Dataset records
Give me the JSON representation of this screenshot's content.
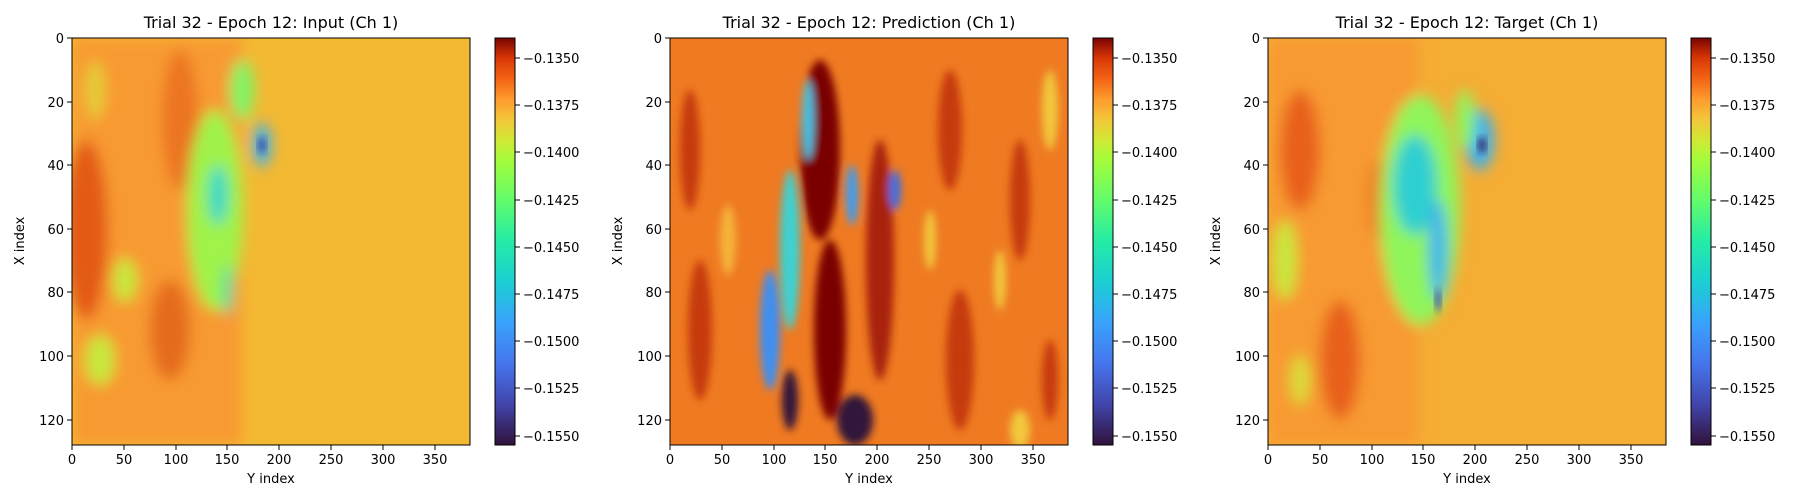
{
  "chart_data": [
    {
      "type": "heatmap",
      "title": "Trial 32 - Epoch 12: Input (Ch 1)",
      "xlabel": "Y index",
      "ylabel": "X index",
      "xlim": [
        0,
        384
      ],
      "ylim": [
        128,
        0
      ],
      "xticks": [
        "0",
        "50",
        "100",
        "150",
        "200",
        "250",
        "300",
        "350"
      ],
      "yticks": [
        "0",
        "20",
        "40",
        "60",
        "80",
        "100",
        "120"
      ],
      "colorbar": {
        "colormap": "turbo",
        "range": [
          -0.1556,
          -0.134
        ],
        "ticks": [
          "−0.1350",
          "−0.1375",
          "−0.1400",
          "−0.1425",
          "−0.1450",
          "−0.1475",
          "−0.1500",
          "−0.1525",
          "−0.1550"
        ]
      }
    },
    {
      "type": "heatmap",
      "title": "Trial 32 - Epoch 12: Prediction (Ch 1)",
      "xlabel": "Y index",
      "ylabel": "X index",
      "xlim": [
        0,
        384
      ],
      "ylim": [
        128,
        0
      ],
      "xticks": [
        "0",
        "50",
        "100",
        "150",
        "200",
        "250",
        "300",
        "350"
      ],
      "yticks": [
        "0",
        "20",
        "40",
        "60",
        "80",
        "100",
        "120"
      ],
      "colorbar": {
        "colormap": "turbo",
        "range": [
          -0.1556,
          -0.134
        ],
        "ticks": [
          "−0.1350",
          "−0.1375",
          "−0.1400",
          "−0.1425",
          "−0.1450",
          "−0.1475",
          "−0.1500",
          "−0.1525",
          "−0.1550"
        ]
      }
    },
    {
      "type": "heatmap",
      "title": "Trial 32 - Epoch 12: Target (Ch 1)",
      "xlabel": "Y index",
      "ylabel": "X index",
      "xlim": [
        0,
        384
      ],
      "ylim": [
        128,
        0
      ],
      "xticks": [
        "0",
        "50",
        "100",
        "150",
        "200",
        "250",
        "300",
        "350"
      ],
      "yticks": [
        "0",
        "20",
        "40",
        "60",
        "80",
        "100",
        "120"
      ],
      "colorbar": {
        "colormap": "turbo",
        "range": [
          -0.1556,
          -0.134
        ],
        "ticks": [
          "−0.1350",
          "−0.1375",
          "−0.1400",
          "−0.1425",
          "−0.1450",
          "−0.1475",
          "−0.1500",
          "−0.1525",
          "−0.1550"
        ]
      }
    }
  ]
}
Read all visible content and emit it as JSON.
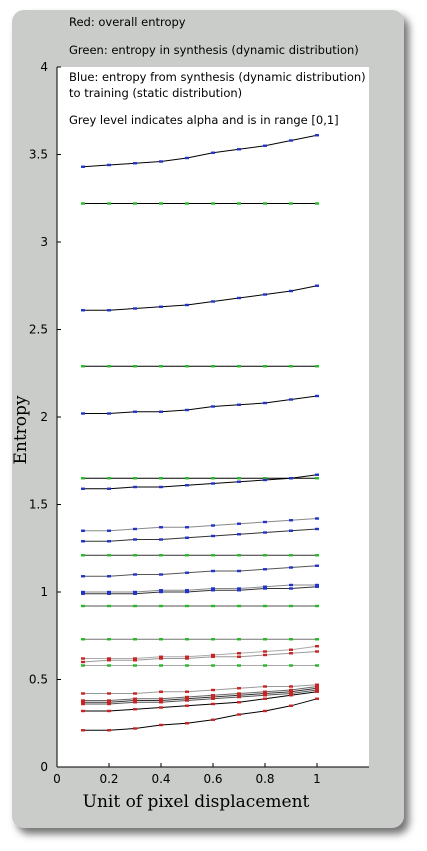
{
  "chart_data": {
    "type": "line",
    "title": "",
    "xlabel": "Unit of pixel displacement",
    "ylabel": "Entropy",
    "xlim": [
      0,
      1.2
    ],
    "ylim": [
      0,
      4
    ],
    "xticks": [
      "0",
      "0.2",
      "0.4",
      "0.6",
      "0.8",
      "1"
    ],
    "yticks": [
      "0",
      "0.5",
      "1",
      "1.5",
      "2",
      "2.5",
      "3",
      "3.5",
      "4"
    ],
    "grid": false,
    "legend_placement": "top-left",
    "annotations": [
      "Red: overall entropy",
      "Green: entropy in synthesis (dynamic distribution)",
      "Blue: entropy from synthesis (dynamic distribution)",
      "to training (static distribution)",
      "Grey level indicates alpha and is in range [0,1]"
    ],
    "colors": {
      "red": "#cc2222",
      "green": "#22bb22",
      "blue": "#2233cc"
    },
    "x": [
      0.1,
      0.2,
      0.3,
      0.4,
      0.5,
      0.6,
      0.7,
      0.8,
      0.9,
      1.0
    ],
    "series": [
      {
        "color": "blue",
        "line_color": "#000000",
        "values": [
          3.43,
          3.44,
          3.45,
          3.46,
          3.48,
          3.51,
          3.53,
          3.55,
          3.58,
          3.61
        ]
      },
      {
        "color": "green",
        "line_color": "#000000",
        "values": [
          3.22,
          3.22,
          3.22,
          3.22,
          3.22,
          3.22,
          3.22,
          3.22,
          3.22,
          3.22
        ]
      },
      {
        "color": "blue",
        "line_color": "#000000",
        "values": [
          2.61,
          2.61,
          2.62,
          2.63,
          2.64,
          2.66,
          2.68,
          2.7,
          2.72,
          2.75
        ]
      },
      {
        "color": "green",
        "line_color": "#000000",
        "values": [
          2.29,
          2.29,
          2.29,
          2.29,
          2.29,
          2.29,
          2.29,
          2.29,
          2.29,
          2.29
        ]
      },
      {
        "color": "blue",
        "line_color": "#000000",
        "values": [
          2.02,
          2.02,
          2.03,
          2.03,
          2.04,
          2.06,
          2.07,
          2.08,
          2.1,
          2.12
        ]
      },
      {
        "color": "green",
        "line_color": "#000000",
        "values": [
          1.65,
          1.65,
          1.65,
          1.65,
          1.65,
          1.65,
          1.65,
          1.65,
          1.65,
          1.65
        ]
      },
      {
        "color": "blue",
        "line_color": "#000000",
        "values": [
          1.59,
          1.59,
          1.6,
          1.6,
          1.61,
          1.62,
          1.63,
          1.64,
          1.65,
          1.67
        ]
      },
      {
        "color": "blue",
        "line_color": "#888888",
        "values": [
          1.35,
          1.35,
          1.36,
          1.37,
          1.37,
          1.38,
          1.39,
          1.4,
          1.41,
          1.42
        ]
      },
      {
        "color": "blue",
        "line_color": "#333333",
        "values": [
          1.29,
          1.29,
          1.3,
          1.3,
          1.31,
          1.32,
          1.33,
          1.34,
          1.35,
          1.36
        ]
      },
      {
        "color": "green",
        "line_color": "#333333",
        "values": [
          1.21,
          1.21,
          1.21,
          1.21,
          1.21,
          1.21,
          1.21,
          1.21,
          1.21,
          1.21
        ]
      },
      {
        "color": "blue",
        "line_color": "#555555",
        "values": [
          1.09,
          1.09,
          1.1,
          1.1,
          1.11,
          1.12,
          1.12,
          1.13,
          1.14,
          1.15
        ]
      },
      {
        "color": "blue",
        "line_color": "#888888",
        "values": [
          1.0,
          1.0,
          1.0,
          1.01,
          1.01,
          1.02,
          1.02,
          1.03,
          1.04,
          1.04
        ]
      },
      {
        "color": "blue",
        "line_color": "#333333",
        "values": [
          0.99,
          0.99,
          0.99,
          1.0,
          1.0,
          1.01,
          1.01,
          1.02,
          1.02,
          1.03
        ]
      },
      {
        "color": "green",
        "line_color": "#555555",
        "values": [
          0.92,
          0.92,
          0.92,
          0.92,
          0.92,
          0.92,
          0.92,
          0.92,
          0.92,
          0.92
        ]
      },
      {
        "color": "green",
        "line_color": "#777777",
        "values": [
          0.73,
          0.73,
          0.73,
          0.73,
          0.73,
          0.73,
          0.73,
          0.73,
          0.73,
          0.73
        ]
      },
      {
        "color": "red",
        "line_color": "#aaaaaa",
        "values": [
          0.62,
          0.62,
          0.62,
          0.63,
          0.63,
          0.64,
          0.65,
          0.66,
          0.67,
          0.69
        ]
      },
      {
        "color": "red",
        "line_color": "#999999",
        "values": [
          0.6,
          0.61,
          0.61,
          0.62,
          0.62,
          0.63,
          0.63,
          0.64,
          0.65,
          0.66
        ]
      },
      {
        "color": "green",
        "line_color": "#aaaaaa",
        "values": [
          0.58,
          0.58,
          0.58,
          0.58,
          0.58,
          0.58,
          0.58,
          0.58,
          0.58,
          0.58
        ]
      },
      {
        "color": "red",
        "line_color": "#999999",
        "values": [
          0.42,
          0.42,
          0.42,
          0.43,
          0.43,
          0.44,
          0.45,
          0.46,
          0.46,
          0.47
        ]
      },
      {
        "color": "red",
        "line_color": "#666666",
        "values": [
          0.38,
          0.38,
          0.39,
          0.39,
          0.4,
          0.41,
          0.42,
          0.43,
          0.44,
          0.46
        ]
      },
      {
        "color": "red",
        "line_color": "#333333",
        "values": [
          0.37,
          0.37,
          0.38,
          0.38,
          0.39,
          0.4,
          0.41,
          0.42,
          0.43,
          0.45
        ]
      },
      {
        "color": "red",
        "line_color": "#555555",
        "values": [
          0.36,
          0.36,
          0.37,
          0.37,
          0.38,
          0.39,
          0.4,
          0.41,
          0.42,
          0.44
        ]
      },
      {
        "color": "red",
        "line_color": "#000000",
        "values": [
          0.32,
          0.32,
          0.33,
          0.34,
          0.35,
          0.36,
          0.37,
          0.39,
          0.41,
          0.43
        ]
      },
      {
        "color": "red",
        "line_color": "#000000",
        "values": [
          0.21,
          0.21,
          0.22,
          0.24,
          0.25,
          0.27,
          0.3,
          0.32,
          0.35,
          0.39
        ]
      }
    ]
  }
}
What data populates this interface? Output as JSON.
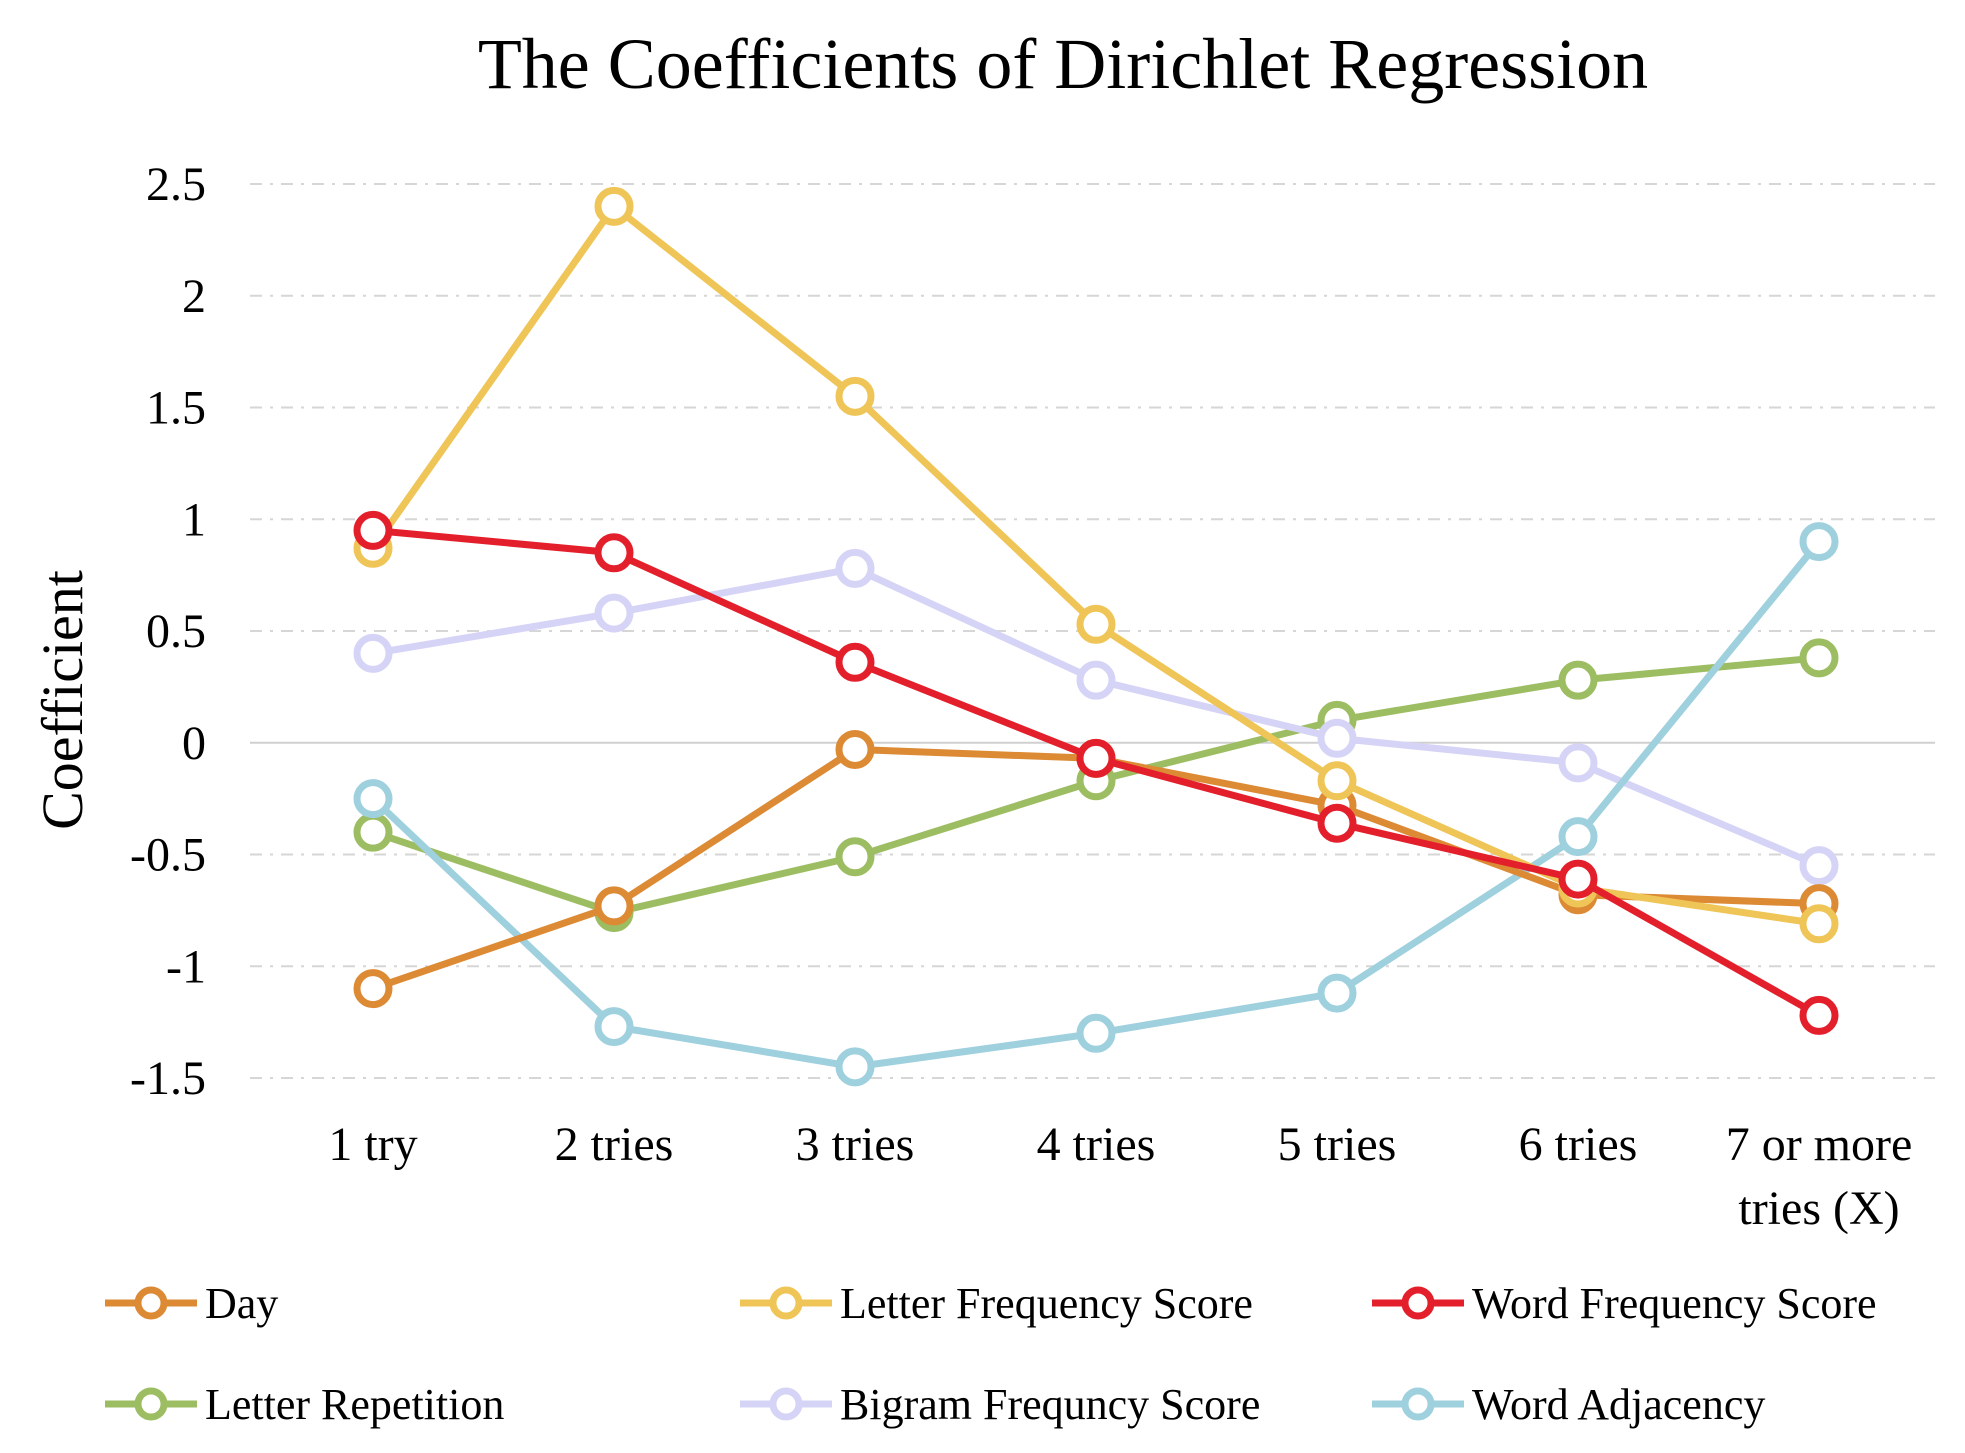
{
  "chart_data": {
    "type": "line",
    "title": "The Coefficients of Dirichlet Regression",
    "xlabel": "",
    "ylabel": "Coefficient",
    "categories": [
      "1 try",
      "2 tries",
      "3 tries",
      "4 tries",
      "5 tries",
      "6 tries",
      "7 or more tries (X)"
    ],
    "category_lines": [
      [
        "1 try"
      ],
      [
        "2 tries"
      ],
      [
        "3 tries"
      ],
      [
        "4 tries"
      ],
      [
        "5 tries"
      ],
      [
        "6 tries"
      ],
      [
        "7 or more",
        "tries (X)"
      ]
    ],
    "ylim": [
      -1.5,
      2.5
    ],
    "yticks": [
      2.5,
      2,
      1.5,
      1,
      0.5,
      0,
      -0.5,
      -1,
      -1.5
    ],
    "ytick_labels": [
      "2.5",
      "2",
      "1.5",
      "1",
      "0.5",
      "0",
      "-0.5",
      "-1",
      "-1.5"
    ],
    "grid": "horizontal dashed",
    "legend_position": "bottom",
    "series": [
      {
        "name": "Day",
        "color": "#DD8A35",
        "values": [
          -1.1,
          -0.73,
          -0.03,
          -0.07,
          -0.28,
          -0.68,
          -0.72
        ]
      },
      {
        "name": "Letter Frequency Score",
        "color": "#EFC557",
        "values": [
          0.87,
          2.4,
          1.55,
          0.53,
          -0.17,
          -0.65,
          -0.81
        ]
      },
      {
        "name": "Word Frequency Score",
        "color": "#E41F2C",
        "values": [
          0.95,
          0.85,
          0.36,
          -0.07,
          -0.36,
          -0.61,
          -1.22
        ]
      },
      {
        "name": "Letter Repetition",
        "color": "#9DBD62",
        "values": [
          -0.4,
          -0.76,
          -0.51,
          -0.17,
          0.1,
          0.28,
          0.38
        ]
      },
      {
        "name": "Bigram Frequncy Score",
        "color": "#D6D4F6",
        "values": [
          0.4,
          0.58,
          0.78,
          0.28,
          0.02,
          -0.09,
          -0.55
        ]
      },
      {
        "name": "Word Adjacency",
        "color": "#9ED0DE",
        "values": [
          -0.25,
          -1.27,
          -1.45,
          -1.3,
          -1.12,
          -0.42,
          0.9
        ]
      }
    ]
  }
}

Task to complete
Identify the lines in the records above that contain the word "tries", then state how many there are and nothing more.

Final result
12